# START OF STORED RECORDS
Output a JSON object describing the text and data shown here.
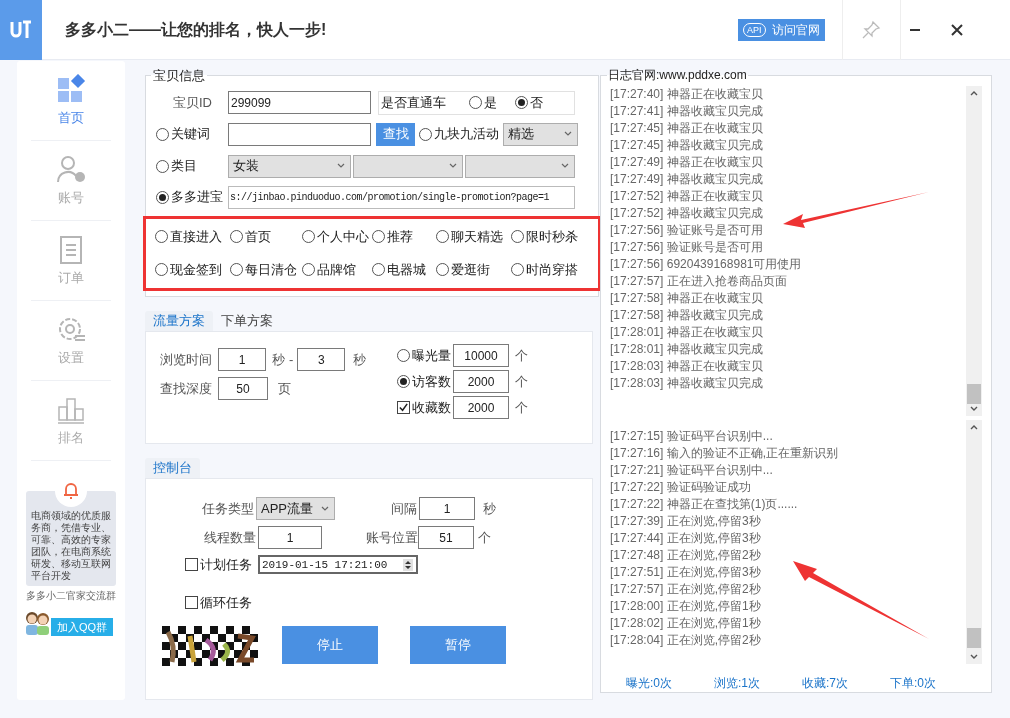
{
  "window": {
    "title": "多多小二——让您的排名，快人一步!",
    "api_badge": "API",
    "visit_button": "访问官网"
  },
  "sidebar": {
    "items": [
      {
        "label": "首页",
        "selected": true
      },
      {
        "label": "账号",
        "selected": false
      },
      {
        "label": "订单",
        "selected": false
      },
      {
        "label": "设置",
        "selected": false
      },
      {
        "label": "排名",
        "selected": false
      }
    ],
    "notice": "电商领域的优质服务商，凭借专业、可靠、高效的专家团队，在电商系统研发、移动互联网平台开发",
    "qq_banner": {
      "caption": "多多小二官家交流群",
      "button": "加入QQ群"
    }
  },
  "item_info": {
    "title": "宝贝信息",
    "id_label": "宝贝ID",
    "id_value": "299099",
    "through_train": {
      "label": "是否直通车",
      "options": [
        {
          "label": "是",
          "selected": false
        },
        {
          "label": "否",
          "selected": true
        }
      ]
    },
    "keyword": {
      "label": "关键词",
      "selected": false,
      "button": "查找"
    },
    "nine_activity": {
      "label": "九块九活动",
      "selected": false,
      "dropdown": "精选"
    },
    "category": {
      "label": "类目",
      "selected": false,
      "dropdowns": [
        "女装"
      ]
    },
    "duoduo": {
      "label": "多多进宝",
      "selected": true,
      "url": "s://jinbao.pinduoduo.com/promotion/single-promotion?page=1"
    },
    "entries": [
      {
        "label": "直接进入",
        "selected": false
      },
      {
        "label": "首页",
        "selected": false
      },
      {
        "label": "个人中心",
        "selected": false
      },
      {
        "label": "推荐",
        "selected": false
      },
      {
        "label": "聊天精选",
        "selected": false
      },
      {
        "label": "限时秒杀",
        "selected": false
      },
      {
        "label": "现金签到",
        "selected": false
      },
      {
        "label": "每日清仓",
        "selected": false
      },
      {
        "label": "品牌馆",
        "selected": false
      },
      {
        "label": "电器城",
        "selected": false
      },
      {
        "label": "爱逛街",
        "selected": false
      },
      {
        "label": "时尚穿搭",
        "selected": false
      }
    ]
  },
  "plan_tabs": [
    {
      "label": "流量方案",
      "selected": true
    },
    {
      "label": "下单方案",
      "selected": false
    }
  ],
  "traffic": {
    "browse_time": {
      "label": "浏览时间",
      "from": "1",
      "unit": "秒",
      "dash": "-",
      "to": "3",
      "unit2": "秒"
    },
    "search_depth": {
      "label": "查找深度",
      "value": "50",
      "unit": "页"
    },
    "targets": [
      {
        "kind": "radio",
        "label": "曝光量",
        "checked": false,
        "value": "10000",
        "unit": "个"
      },
      {
        "kind": "radio",
        "label": "访客数",
        "checked": true,
        "value": "2000",
        "unit": "个"
      },
      {
        "kind": "checkbox",
        "label": "收藏数",
        "checked": true,
        "value": "2000",
        "unit": "个"
      }
    ]
  },
  "console_tabs": [
    {
      "label": "控制台",
      "selected": true
    }
  ],
  "console": {
    "task_type": {
      "label": "任务类型",
      "value": "APP流量"
    },
    "interval": {
      "label": "间隔",
      "value": "1",
      "unit": "秒"
    },
    "threads": {
      "label": "线程数量",
      "value": "1"
    },
    "account_position": {
      "label": "账号位置",
      "value": "51",
      "unit": "个"
    },
    "scheduled": {
      "label": "计划任务",
      "checked": false,
      "datetime": "2019-01-15 17:21:00"
    },
    "loop": {
      "label": "循环任务",
      "checked": false
    },
    "buttons": [
      "停止",
      "暂停"
    ]
  },
  "log": {
    "title": "日志官网:www.pddxe.com",
    "upper_lines": [
      "[17:27:40] 神器正在收藏宝贝",
      "[17:27:41] 神器收藏宝贝完成",
      "[17:27:45] 神器正在收藏宝贝",
      "[17:27:45] 神器收藏宝贝完成",
      "[17:27:49] 神器正在收藏宝贝",
      "[17:27:49] 神器收藏宝贝完成",
      "[17:27:52] 神器正在收藏宝贝",
      "[17:27:52] 神器收藏宝贝完成",
      "[17:27:56] 验证账号是否可用",
      "[17:27:56] 验证账号是否可用",
      "[17:27:56] 6920439168981可用使用",
      "[17:27:57] 正在进入抢卷商品页面",
      "[17:27:58] 神器正在收藏宝贝",
      "[17:27:58] 神器收藏宝贝完成",
      "[17:28:01] 神器正在收藏宝贝",
      "[17:28:01] 神器收藏宝贝完成",
      "[17:28:03] 神器正在收藏宝贝",
      "[17:28:03] 神器收藏宝贝完成"
    ],
    "lower_lines": [
      "[17:27:15] 验证码平台识别中...",
      "[17:27:16] 输入的验证不正确,正在重新识别",
      "[17:27:21] 验证码平台识别中...",
      "[17:27:22] 验证码验证成功",
      "[17:27:22] 神器正在查找第(1)页......",
      "[17:27:39] 正在浏览,停留3秒",
      "[17:27:44] 正在浏览,停留3秒",
      "[17:27:48] 正在浏览,停留2秒",
      "[17:27:51] 正在浏览,停留3秒",
      "[17:27:57] 正在浏览,停留2秒",
      "[17:28:00] 正在浏览,停留1秒",
      "[17:28:02] 正在浏览,停留1秒",
      "[17:28:04] 正在浏览,停留2秒"
    ],
    "stats": [
      "曝光:0次",
      "浏览:1次",
      "收藏:7次",
      "下单:0次"
    ]
  }
}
# END OF STORED RECORDS
Take the data above and repeat it exactly, leaving each picture out.

### SOLUTION FOR THIS EXERCISE
Output a JSON object describing the text and data shown here.
{
  "window": {
    "title": "多多小二——让您的排名，快人一步!",
    "api_badge": "API",
    "visit_button": "访问官网"
  },
  "sidebar": {
    "items": [
      {
        "label": "首页",
        "selected": true
      },
      {
        "label": "账号",
        "selected": false
      },
      {
        "label": "订单",
        "selected": false
      },
      {
        "label": "设置",
        "selected": false
      },
      {
        "label": "排名",
        "selected": false
      }
    ],
    "notice": "电商领域的优质服务商，凭借专业、可靠、高效的专家团队，在电商系统研发、移动互联网平台开发",
    "qq_banner": {
      "caption": "多多小二官家交流群",
      "button": "加入QQ群"
    }
  },
  "item_info": {
    "title": "宝贝信息",
    "id_label": "宝贝ID",
    "id_value": "299099",
    "through_train": {
      "label": "是否直通车",
      "options": [
        {
          "label": "是",
          "selected": false
        },
        {
          "label": "否",
          "selected": true
        }
      ]
    },
    "keyword": {
      "label": "关键词",
      "selected": false,
      "button": "查找"
    },
    "nine_activity": {
      "label": "九块九活动",
      "selected": false,
      "dropdown": "精选"
    },
    "category": {
      "label": "类目",
      "selected": false,
      "dropdowns": [
        "女装"
      ]
    },
    "duoduo": {
      "label": "多多进宝",
      "selected": true,
      "url": "s://jinbao.pinduoduo.com/promotion/single-promotion?page=1"
    },
    "entries": [
      {
        "label": "直接进入",
        "selected": false
      },
      {
        "label": "首页",
        "selected": false
      },
      {
        "label": "个人中心",
        "selected": false
      },
      {
        "label": "推荐",
        "selected": false
      },
      {
        "label": "聊天精选",
        "selected": false
      },
      {
        "label": "限时秒杀",
        "selected": false
      },
      {
        "label": "现金签到",
        "selected": false
      },
      {
        "label": "每日清仓",
        "selected": false
      },
      {
        "label": "品牌馆",
        "selected": false
      },
      {
        "label": "电器城",
        "selected": false
      },
      {
        "label": "爱逛街",
        "selected": false
      },
      {
        "label": "时尚穿搭",
        "selected": false
      }
    ]
  },
  "plan_tabs": [
    {
      "label": "流量方案",
      "selected": true
    },
    {
      "label": "下单方案",
      "selected": false
    }
  ],
  "traffic": {
    "browse_time": {
      "label": "浏览时间",
      "from": "1",
      "unit": "秒",
      "dash": "-",
      "to": "3",
      "unit2": "秒"
    },
    "search_depth": {
      "label": "查找深度",
      "value": "50",
      "unit": "页"
    },
    "targets": [
      {
        "kind": "radio",
        "label": "曝光量",
        "checked": false,
        "value": "10000",
        "unit": "个"
      },
      {
        "kind": "radio",
        "label": "访客数",
        "checked": true,
        "value": "2000",
        "unit": "个"
      },
      {
        "kind": "checkbox",
        "label": "收藏数",
        "checked": true,
        "value": "2000",
        "unit": "个"
      }
    ]
  },
  "console_tabs": [
    {
      "label": "控制台",
      "selected": true
    }
  ],
  "console": {
    "task_type": {
      "label": "任务类型",
      "value": "APP流量"
    },
    "interval": {
      "label": "间隔",
      "value": "1",
      "unit": "秒"
    },
    "threads": {
      "label": "线程数量",
      "value": "1"
    },
    "account_position": {
      "label": "账号位置",
      "value": "51",
      "unit": "个"
    },
    "scheduled": {
      "label": "计划任务",
      "checked": false,
      "datetime": "2019-01-15 17:21:00"
    },
    "loop": {
      "label": "循环任务",
      "checked": false
    },
    "buttons": [
      "停止",
      "暂停"
    ]
  },
  "log": {
    "title": "日志官网:www.pddxe.com",
    "upper_lines": [
      "[17:27:40] 神器正在收藏宝贝",
      "[17:27:41] 神器收藏宝贝完成",
      "[17:27:45] 神器正在收藏宝贝",
      "[17:27:45] 神器收藏宝贝完成",
      "[17:27:49] 神器正在收藏宝贝",
      "[17:27:49] 神器收藏宝贝完成",
      "[17:27:52] 神器正在收藏宝贝",
      "[17:27:52] 神器收藏宝贝完成",
      "[17:27:56] 验证账号是否可用",
      "[17:27:56] 验证账号是否可用",
      "[17:27:56] 6920439168981可用使用",
      "[17:27:57] 正在进入抢卷商品页面",
      "[17:27:58] 神器正在收藏宝贝",
      "[17:27:58] 神器收藏宝贝完成",
      "[17:28:01] 神器正在收藏宝贝",
      "[17:28:01] 神器收藏宝贝完成",
      "[17:28:03] 神器正在收藏宝贝",
      "[17:28:03] 神器收藏宝贝完成"
    ],
    "lower_lines": [
      "[17:27:15] 验证码平台识别中...",
      "[17:27:16] 输入的验证不正确,正在重新识别",
      "[17:27:21] 验证码平台识别中...",
      "[17:27:22] 验证码验证成功",
      "[17:27:22] 神器正在查找第(1)页......",
      "[17:27:39] 正在浏览,停留3秒",
      "[17:27:44] 正在浏览,停留3秒",
      "[17:27:48] 正在浏览,停留2秒",
      "[17:27:51] 正在浏览,停留3秒",
      "[17:27:57] 正在浏览,停留2秒",
      "[17:28:00] 正在浏览,停留1秒",
      "[17:28:02] 正在浏览,停留1秒",
      "[17:28:04] 正在浏览,停留2秒"
    ],
    "stats": [
      "曝光:0次",
      "浏览:1次",
      "收藏:7次",
      "下单:0次"
    ]
  }
}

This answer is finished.